Directive:
Without further comment, state how many lines in the listing below contain the word "text".

Given records:
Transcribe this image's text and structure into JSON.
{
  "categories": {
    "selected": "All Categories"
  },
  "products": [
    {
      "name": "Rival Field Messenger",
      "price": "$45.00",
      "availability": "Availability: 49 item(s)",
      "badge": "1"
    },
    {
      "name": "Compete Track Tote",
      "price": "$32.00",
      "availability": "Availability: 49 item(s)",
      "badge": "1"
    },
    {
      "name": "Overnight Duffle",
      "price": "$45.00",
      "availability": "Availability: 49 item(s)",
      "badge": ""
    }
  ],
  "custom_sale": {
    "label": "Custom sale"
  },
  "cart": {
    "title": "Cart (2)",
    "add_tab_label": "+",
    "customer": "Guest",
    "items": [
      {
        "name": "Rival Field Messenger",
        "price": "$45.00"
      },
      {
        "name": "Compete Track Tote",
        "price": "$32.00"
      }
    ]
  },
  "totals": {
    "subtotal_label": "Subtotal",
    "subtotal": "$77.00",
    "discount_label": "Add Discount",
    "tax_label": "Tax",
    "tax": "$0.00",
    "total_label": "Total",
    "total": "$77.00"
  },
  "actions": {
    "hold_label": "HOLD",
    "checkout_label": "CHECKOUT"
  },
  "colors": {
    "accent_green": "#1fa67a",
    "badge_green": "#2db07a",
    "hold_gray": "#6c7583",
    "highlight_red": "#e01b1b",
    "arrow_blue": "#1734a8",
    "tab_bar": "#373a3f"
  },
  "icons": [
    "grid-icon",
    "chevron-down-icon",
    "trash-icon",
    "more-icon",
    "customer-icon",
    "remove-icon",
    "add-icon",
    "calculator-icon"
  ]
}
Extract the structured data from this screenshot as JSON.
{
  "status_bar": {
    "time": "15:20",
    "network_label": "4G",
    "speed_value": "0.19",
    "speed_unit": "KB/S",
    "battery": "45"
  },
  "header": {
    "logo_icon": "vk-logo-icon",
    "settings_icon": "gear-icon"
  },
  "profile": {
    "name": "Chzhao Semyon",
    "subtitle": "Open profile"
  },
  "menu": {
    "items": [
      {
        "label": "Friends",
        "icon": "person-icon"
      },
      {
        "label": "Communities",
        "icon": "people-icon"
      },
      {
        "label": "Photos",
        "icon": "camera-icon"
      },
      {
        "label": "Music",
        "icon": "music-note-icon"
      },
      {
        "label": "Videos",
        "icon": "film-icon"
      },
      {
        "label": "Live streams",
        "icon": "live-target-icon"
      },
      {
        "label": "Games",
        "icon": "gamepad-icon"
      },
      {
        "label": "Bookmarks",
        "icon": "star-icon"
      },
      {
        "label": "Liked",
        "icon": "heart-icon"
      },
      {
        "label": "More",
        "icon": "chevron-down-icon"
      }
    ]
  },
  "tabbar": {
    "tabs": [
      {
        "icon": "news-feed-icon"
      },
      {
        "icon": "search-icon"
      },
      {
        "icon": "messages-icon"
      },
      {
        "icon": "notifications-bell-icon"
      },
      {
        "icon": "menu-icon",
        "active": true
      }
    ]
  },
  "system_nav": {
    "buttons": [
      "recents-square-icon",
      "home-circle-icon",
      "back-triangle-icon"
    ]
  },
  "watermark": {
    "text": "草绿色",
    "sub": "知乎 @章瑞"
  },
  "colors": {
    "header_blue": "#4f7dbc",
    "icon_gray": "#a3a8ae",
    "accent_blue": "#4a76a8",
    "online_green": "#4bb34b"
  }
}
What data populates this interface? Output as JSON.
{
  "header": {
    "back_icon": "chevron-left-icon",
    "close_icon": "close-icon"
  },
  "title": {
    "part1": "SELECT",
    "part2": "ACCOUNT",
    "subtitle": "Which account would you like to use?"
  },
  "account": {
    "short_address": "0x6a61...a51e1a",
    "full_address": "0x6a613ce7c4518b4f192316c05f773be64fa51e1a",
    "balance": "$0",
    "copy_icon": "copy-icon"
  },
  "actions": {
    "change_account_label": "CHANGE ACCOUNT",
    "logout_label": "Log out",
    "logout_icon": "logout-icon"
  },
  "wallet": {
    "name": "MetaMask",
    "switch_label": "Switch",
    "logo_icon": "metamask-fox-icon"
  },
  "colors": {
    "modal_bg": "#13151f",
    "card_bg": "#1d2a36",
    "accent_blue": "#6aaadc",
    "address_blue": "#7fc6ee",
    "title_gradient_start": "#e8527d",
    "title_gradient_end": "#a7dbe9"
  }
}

Exercise output:
2